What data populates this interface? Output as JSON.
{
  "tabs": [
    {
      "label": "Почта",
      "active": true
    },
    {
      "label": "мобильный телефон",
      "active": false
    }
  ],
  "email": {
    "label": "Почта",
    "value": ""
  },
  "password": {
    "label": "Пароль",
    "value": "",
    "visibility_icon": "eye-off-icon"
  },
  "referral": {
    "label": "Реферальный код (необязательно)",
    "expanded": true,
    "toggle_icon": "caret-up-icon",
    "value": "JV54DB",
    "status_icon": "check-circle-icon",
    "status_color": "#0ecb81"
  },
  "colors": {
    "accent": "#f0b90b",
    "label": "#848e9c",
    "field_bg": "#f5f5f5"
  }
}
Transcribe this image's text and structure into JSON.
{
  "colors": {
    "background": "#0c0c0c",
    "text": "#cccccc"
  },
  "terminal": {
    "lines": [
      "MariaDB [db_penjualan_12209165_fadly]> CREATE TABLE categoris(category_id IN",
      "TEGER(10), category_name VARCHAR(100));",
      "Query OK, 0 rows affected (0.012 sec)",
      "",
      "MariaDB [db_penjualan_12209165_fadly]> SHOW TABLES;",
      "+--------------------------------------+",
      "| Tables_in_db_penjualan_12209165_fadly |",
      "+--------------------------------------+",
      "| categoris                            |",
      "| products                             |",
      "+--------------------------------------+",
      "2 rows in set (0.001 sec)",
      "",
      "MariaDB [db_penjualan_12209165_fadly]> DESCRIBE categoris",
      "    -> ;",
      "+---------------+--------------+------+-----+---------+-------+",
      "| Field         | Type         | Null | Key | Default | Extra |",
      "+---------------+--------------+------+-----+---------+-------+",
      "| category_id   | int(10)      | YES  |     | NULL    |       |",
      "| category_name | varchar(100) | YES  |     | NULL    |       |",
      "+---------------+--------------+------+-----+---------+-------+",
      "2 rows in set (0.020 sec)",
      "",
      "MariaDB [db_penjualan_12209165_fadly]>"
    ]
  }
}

* * *

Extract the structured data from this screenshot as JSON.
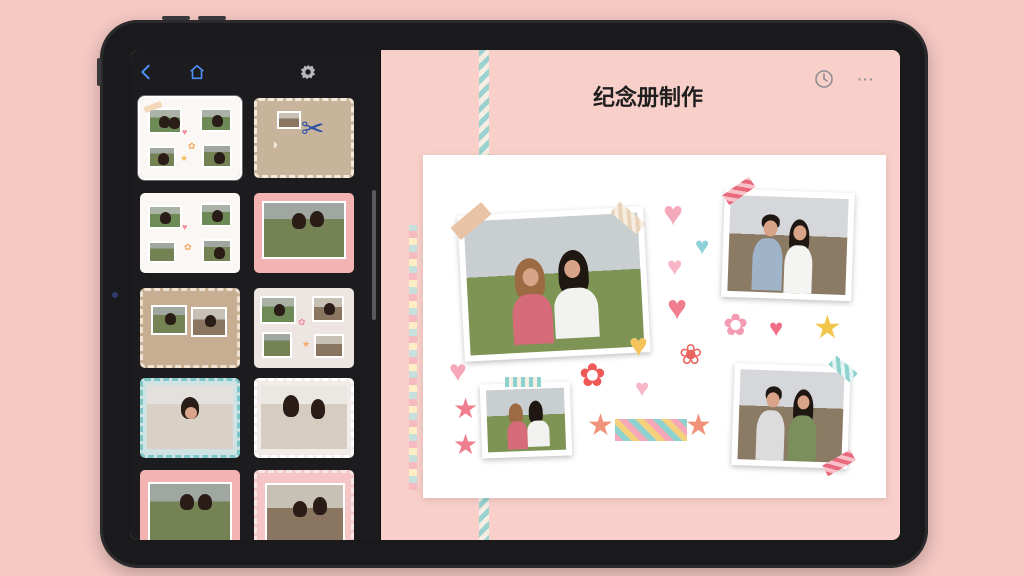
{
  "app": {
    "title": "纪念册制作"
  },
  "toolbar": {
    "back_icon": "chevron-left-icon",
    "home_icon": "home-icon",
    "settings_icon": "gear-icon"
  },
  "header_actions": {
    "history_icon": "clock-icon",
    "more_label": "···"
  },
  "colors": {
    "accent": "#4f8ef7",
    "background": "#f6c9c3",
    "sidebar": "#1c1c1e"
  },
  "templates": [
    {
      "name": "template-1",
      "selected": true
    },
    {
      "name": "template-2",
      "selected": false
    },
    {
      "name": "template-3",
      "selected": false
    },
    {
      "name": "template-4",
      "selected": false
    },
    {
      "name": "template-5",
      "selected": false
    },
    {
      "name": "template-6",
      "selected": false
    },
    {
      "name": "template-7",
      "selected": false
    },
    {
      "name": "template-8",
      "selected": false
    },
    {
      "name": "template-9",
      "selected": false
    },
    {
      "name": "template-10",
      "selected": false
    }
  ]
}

* * *

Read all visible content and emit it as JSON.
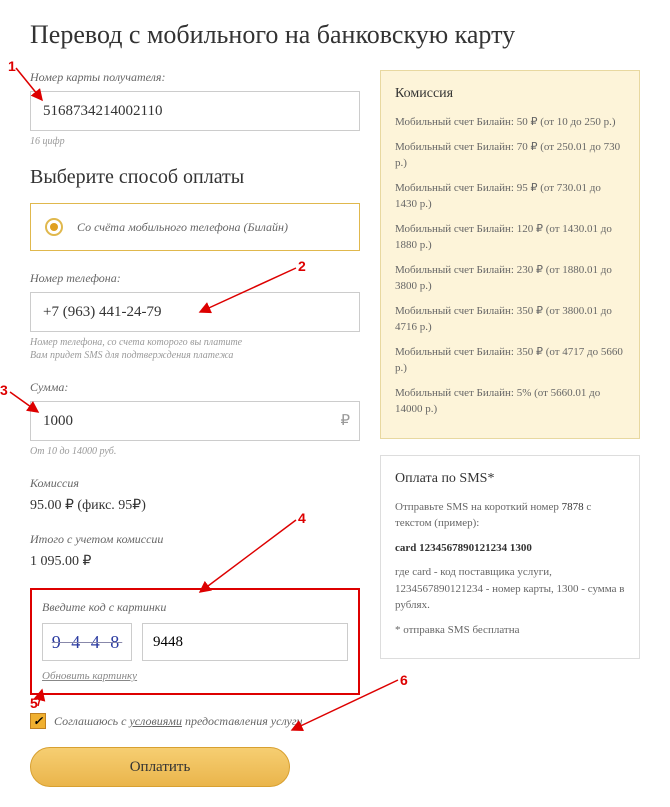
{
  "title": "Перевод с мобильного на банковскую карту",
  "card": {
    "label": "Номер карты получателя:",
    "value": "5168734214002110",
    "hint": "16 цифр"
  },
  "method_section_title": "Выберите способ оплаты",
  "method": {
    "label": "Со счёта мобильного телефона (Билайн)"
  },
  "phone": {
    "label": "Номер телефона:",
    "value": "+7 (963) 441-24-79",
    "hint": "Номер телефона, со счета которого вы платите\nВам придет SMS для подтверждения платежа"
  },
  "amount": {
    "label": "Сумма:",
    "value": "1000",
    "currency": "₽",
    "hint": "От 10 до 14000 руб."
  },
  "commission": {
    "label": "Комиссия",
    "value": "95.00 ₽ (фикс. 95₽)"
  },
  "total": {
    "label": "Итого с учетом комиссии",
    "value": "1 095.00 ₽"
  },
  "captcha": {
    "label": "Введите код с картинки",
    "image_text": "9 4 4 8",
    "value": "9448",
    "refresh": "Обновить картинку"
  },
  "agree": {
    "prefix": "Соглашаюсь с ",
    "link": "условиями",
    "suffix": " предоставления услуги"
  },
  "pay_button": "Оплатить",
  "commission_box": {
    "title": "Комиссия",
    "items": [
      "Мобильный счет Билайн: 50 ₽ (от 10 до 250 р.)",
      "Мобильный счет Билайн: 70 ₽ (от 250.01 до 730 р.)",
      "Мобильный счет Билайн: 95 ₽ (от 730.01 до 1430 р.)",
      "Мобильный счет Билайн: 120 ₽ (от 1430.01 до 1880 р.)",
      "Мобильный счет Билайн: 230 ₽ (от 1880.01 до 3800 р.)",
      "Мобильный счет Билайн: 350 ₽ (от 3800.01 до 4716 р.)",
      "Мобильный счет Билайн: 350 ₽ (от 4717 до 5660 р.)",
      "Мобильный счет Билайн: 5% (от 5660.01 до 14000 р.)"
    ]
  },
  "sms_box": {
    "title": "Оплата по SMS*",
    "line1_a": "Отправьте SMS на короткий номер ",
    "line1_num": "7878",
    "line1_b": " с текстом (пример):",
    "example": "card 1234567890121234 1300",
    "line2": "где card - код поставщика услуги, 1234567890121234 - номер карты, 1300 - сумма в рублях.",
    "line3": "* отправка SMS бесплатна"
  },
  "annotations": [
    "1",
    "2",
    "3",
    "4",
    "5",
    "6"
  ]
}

■ Task details:
Pick out and copy the lines of the material that include the word "JSON".

■ Exercise result:
What data populates this interface? Output as JSON.
Transcribe this image's text and structure into JSON.
Extract the structured data from this screenshot as JSON.
Read all visible content and emit it as JSON.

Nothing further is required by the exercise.